- [Activity]
Repeat the listing that follows exactly, please.

- [Information supplied]
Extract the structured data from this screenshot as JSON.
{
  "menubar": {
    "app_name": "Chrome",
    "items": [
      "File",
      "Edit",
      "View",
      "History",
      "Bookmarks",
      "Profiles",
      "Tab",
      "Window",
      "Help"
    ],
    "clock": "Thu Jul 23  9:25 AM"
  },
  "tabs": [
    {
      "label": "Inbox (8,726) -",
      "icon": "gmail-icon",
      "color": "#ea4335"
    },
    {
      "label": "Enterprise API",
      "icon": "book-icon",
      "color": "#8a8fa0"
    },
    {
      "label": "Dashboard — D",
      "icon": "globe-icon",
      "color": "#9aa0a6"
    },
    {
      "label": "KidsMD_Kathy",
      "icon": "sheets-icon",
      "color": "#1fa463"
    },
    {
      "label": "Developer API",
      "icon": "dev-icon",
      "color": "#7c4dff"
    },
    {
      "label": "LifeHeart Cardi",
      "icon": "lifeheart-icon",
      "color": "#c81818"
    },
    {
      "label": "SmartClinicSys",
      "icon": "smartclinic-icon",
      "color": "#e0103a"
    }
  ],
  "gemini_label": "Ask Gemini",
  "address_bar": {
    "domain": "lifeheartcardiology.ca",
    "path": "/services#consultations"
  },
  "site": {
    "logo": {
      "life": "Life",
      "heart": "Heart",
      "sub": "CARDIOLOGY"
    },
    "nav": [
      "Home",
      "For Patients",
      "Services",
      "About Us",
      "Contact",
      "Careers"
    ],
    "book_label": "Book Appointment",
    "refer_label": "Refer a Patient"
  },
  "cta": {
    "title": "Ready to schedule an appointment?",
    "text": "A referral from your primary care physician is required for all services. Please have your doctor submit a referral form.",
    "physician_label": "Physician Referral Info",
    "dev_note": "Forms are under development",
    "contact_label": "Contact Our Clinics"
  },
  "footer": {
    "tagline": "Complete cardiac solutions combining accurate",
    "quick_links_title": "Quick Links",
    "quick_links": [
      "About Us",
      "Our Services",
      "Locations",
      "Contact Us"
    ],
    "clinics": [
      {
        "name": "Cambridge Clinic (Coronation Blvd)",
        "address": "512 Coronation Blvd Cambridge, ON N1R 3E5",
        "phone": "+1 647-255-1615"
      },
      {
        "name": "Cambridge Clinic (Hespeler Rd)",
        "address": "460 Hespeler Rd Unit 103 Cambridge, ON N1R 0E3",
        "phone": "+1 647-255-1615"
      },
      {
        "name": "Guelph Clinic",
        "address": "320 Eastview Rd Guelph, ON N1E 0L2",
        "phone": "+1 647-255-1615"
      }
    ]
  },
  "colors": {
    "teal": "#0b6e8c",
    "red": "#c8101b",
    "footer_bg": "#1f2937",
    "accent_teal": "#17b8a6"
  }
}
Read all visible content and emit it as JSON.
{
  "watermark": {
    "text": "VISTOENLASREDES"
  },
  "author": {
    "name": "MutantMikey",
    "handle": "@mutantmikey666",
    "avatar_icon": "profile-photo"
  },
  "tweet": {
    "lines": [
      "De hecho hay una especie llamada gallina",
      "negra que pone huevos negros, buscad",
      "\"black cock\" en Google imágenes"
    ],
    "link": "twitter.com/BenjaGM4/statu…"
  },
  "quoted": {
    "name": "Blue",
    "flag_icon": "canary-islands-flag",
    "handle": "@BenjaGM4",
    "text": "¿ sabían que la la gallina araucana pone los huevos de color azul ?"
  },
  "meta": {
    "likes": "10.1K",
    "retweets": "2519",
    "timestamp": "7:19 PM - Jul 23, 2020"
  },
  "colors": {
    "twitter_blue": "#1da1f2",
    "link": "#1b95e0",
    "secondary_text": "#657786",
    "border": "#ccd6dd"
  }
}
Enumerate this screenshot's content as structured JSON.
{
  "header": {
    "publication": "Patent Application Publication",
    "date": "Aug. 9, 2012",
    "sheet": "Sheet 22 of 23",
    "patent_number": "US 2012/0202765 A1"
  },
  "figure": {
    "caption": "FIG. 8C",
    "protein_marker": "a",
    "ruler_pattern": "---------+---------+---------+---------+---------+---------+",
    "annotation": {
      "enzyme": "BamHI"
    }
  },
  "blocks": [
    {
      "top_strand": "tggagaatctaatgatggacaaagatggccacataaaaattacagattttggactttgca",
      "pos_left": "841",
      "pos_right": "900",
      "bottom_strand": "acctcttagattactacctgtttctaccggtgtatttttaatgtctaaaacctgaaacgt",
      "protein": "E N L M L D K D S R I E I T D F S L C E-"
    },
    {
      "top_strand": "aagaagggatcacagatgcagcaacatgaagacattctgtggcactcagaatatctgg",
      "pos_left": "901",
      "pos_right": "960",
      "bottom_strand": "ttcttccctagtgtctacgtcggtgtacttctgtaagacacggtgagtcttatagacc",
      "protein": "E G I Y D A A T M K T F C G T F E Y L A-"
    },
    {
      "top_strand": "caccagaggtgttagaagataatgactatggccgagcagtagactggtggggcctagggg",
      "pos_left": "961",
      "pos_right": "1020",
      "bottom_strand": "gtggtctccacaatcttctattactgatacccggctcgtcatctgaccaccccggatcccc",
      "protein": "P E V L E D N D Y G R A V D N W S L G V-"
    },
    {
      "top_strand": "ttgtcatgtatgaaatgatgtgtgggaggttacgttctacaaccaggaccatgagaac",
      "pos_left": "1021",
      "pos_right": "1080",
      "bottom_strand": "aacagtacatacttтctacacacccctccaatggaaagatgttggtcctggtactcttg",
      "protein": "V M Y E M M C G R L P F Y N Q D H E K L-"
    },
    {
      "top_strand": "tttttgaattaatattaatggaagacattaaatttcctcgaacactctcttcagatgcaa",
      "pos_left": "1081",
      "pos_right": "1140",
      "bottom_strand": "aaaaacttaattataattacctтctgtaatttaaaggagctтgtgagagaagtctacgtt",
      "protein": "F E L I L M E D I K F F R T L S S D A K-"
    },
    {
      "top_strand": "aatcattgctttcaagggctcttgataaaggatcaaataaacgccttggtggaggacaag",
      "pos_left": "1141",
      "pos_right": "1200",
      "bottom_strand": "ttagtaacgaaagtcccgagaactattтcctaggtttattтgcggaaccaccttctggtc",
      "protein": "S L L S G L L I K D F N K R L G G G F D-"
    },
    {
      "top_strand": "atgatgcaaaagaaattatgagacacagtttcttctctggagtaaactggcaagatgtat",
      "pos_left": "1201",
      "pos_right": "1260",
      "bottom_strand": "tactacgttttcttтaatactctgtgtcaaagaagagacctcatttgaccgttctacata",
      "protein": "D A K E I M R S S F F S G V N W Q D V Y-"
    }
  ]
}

- [Result of the task]
Extract the structured data from this screenshot as JSON.
{
  "menubar": {
    "app_name": "Chrome",
    "items": [
      "File",
      "Edit",
      "View",
      "History",
      "Bookmarks",
      "Profiles",
      "Tab",
      "Window",
      "Help"
    ],
    "clock": "Thu Jul 23  9:25 AM"
  },
  "tabs": [
    {
      "label": "Inbox (8,726) -",
      "icon": "gmail-icon",
      "color": "#ea4335"
    },
    {
      "label": "Enterprise API",
      "icon": "book-icon",
      "color": "#8a8fa0"
    },
    {
      "label": "Dashboard — D",
      "icon": "globe-icon",
      "color": "#9aa0a6"
    },
    {
      "label": "KidsMD_Kathy",
      "icon": "sheets-icon",
      "color": "#1fa463"
    },
    {
      "label": "Developer API",
      "icon": "dev-icon",
      "color": "#7c4dff"
    },
    {
      "label": "LifeHeart Cardi",
      "icon": "lifeheart-icon",
      "color": "#c81818"
    },
    {
      "label": "SmartClinicSys",
      "icon": "smartclinic-icon",
      "color": "#e0103a"
    }
  ],
  "gemini_label": "Ask Gemini",
  "address_bar": {
    "domain": "lifeheartcardiology.ca",
    "path": "/services#consultations"
  },
  "site": {
    "logo": {
      "life": "Life",
      "heart": "Heart",
      "sub": "CARDIOLOGY"
    },
    "nav": [
      "Home",
      "For Patients",
      "Services",
      "About Us",
      "Contact",
      "Careers"
    ],
    "book_label": "Book Appointment",
    "refer_label": "Refer a Patient"
  },
  "cta": {
    "title": "Ready to schedule an appointment?",
    "text": "A referral from your primary care physician is required for all services. Please have your doctor submit a referral form.",
    "physician_label": "Physician Referral Info",
    "dev_note": "Forms are under development",
    "contact_label": "Contact Our Clinics"
  },
  "footer": {
    "tagline": "Complete cardiac solutions combining accurate",
    "quick_links_title": "Quick Links",
    "quick_links": [
      "About Us",
      "Our Services",
      "Locations",
      "Contact Us"
    ],
    "clinics": [
      {
        "name": "Cambridge Clinic (Coronation Blvd)",
        "address": "512 Coronation Blvd Cambridge, ON N1R 3E5",
        "phone": "+1 647-255-1615"
      },
      {
        "name": "Cambridge Clinic (Hespeler Rd)",
        "address": "460 Hespeler Rd Unit 103 Cambridge, ON N1R 0E3",
        "phone": "+1 647-255-1615"
      },
      {
        "name": "Guelph Clinic",
        "address": "320 Eastview Rd Guelph, ON N1E 0L2",
        "phone": "+1 647-255-1615"
      }
    ]
  },
  "colors": {
    "teal": "#0b6e8c",
    "red": "#c8101b",
    "footer_bg": "#1f2937",
    "accent_teal": "#17b8a6"
  }
}
Read all visible content and emit it as JSON.
{
  "watermark": {
    "text": "VISTOENLASREDES"
  },
  "author": {
    "name": "MutantMikey",
    "handle": "@mutantmikey666",
    "avatar_icon": "profile-photo"
  },
  "tweet": {
    "lines": [
      "De hecho hay una especie llamada gallina",
      "negra que pone huevos negros, buscad",
      "\"black cock\" en Google imágenes"
    ],
    "link": "twitter.com/BenjaGM4/statu…"
  },
  "quoted": {
    "name": "Blue",
    "flag_icon": "canary-islands-flag",
    "handle": "@BenjaGM4",
    "text": "¿ sabían que la la gallina araucana pone los huevos de color azul ?"
  },
  "meta": {
    "likes": "10.1K",
    "retweets": "2519",
    "timestamp": "7:19 PM - Jul 23, 2020"
  },
  "colors": {
    "twitter_blue": "#1da1f2",
    "link": "#1b95e0",
    "secondary_text": "#657786",
    "border": "#ccd6dd"
  }
}
Enumerate this screenshot's content as structured JSON.
{
  "header": {
    "publication": "Patent Application Publication",
    "date": "Aug. 9, 2012",
    "sheet": "Sheet 22 of 23",
    "patent_number": "US 2012/0202765 A1"
  },
  "figure": {
    "caption": "FIG. 8C",
    "protein_marker": "a",
    "ruler_pattern": "---------+---------+---------+---------+---------+---------+",
    "annotation": {
      "enzyme": "BamHI"
    }
  },
  "blocks": [
    {
      "top_strand": "tggagaatctaatgatggacaaagatggccacataaaaattacagattttggactttgca",
      "pos_left": "841",
      "pos_right": "900",
      "bottom_strand": "acctcttagattactacctgtttctaccggtgtatttttaatgtctaaaacctgaaacgt",
      "protein": "E N L M L D K D S R I E I T D F S L C E-"
    },
    {
      "top_strand": "aagaagggatcacagatgcagcaacatgaagacattctgtggcactcagaatatctgg",
      "pos_left": "901",
      "pos_right": "960",
      "bottom_strand": "ttcttccctagtgtctacgtcggtgtacttctgtaagacacggtgagtcttatagacc",
      "protein": "E G I Y D A A T M K T F C G T F E Y L A-"
    },
    {
      "top_strand": "caccagaggtgttagaagataatgactatggccgagcagtagactggtggggcctagggg",
      "pos_left": "961",
      "pos_right": "1020",
      "bottom_strand": "gtggtctccacaatcttctattactgatacccggctcgtcatctgaccaccccggatcccc",
      "protein": "P E V L E D N D Y G R A V D N W S L G V-"
    },
    {
      "top_strand": "ttgtcatgtatgaaatgatgtgtgggaggttacgttctacaaccaggaccatgagaac",
      "pos_left": "1021",
      "pos_right": "1080",
      "bottom_strand": "aacagtacatacttтctacacacccctccaatggaaagatgttggtcctggtactcttg",
      "protein": "V M Y E M M C G R L P F Y N Q D H E K L-"
    },
    {
      "top_strand": "tttttgaattaatattaatggaagacattaaatttcctcgaacactctcttcagatgcaa",
      "pos_left": "1081",
      "pos_right": "1140",
      "bottom_strand": "aaaaacttaattataattacctтctgtaatttaaaggagctтgtgagagaagtctacgtt",
      "protein": "F E L I L M E D I K F F R T L S S D A K-"
    },
    {
      "top_strand": "aatcattgctttcaagggctcttgataaaggatcaaataaacgccttggtggaggacaag",
      "pos_left": "1141",
      "pos_right": "1200",
      "bottom_strand": "ttagtaacgaaagtcccgagaactattтcctaggtttattтgcggaaccaccttctggtc",
      "protein": "S L L S G L L I K D F N K R L G G G F D-"
    },
    {
      "top_strand": "atgatgcaaaagaaattatgagacacagtttcttctctggagtaaactggcaagatgtat",
      "pos_left": "1201",
      "pos_right": "1260",
      "bottom_strand": "tactacgttttcttтaatactctgtgtcaaagaagagacctcatttgaccgttctacata",
      "protein": "D A K E I M R S S F F S G V N W Q D V Y-"
    }
  ]
}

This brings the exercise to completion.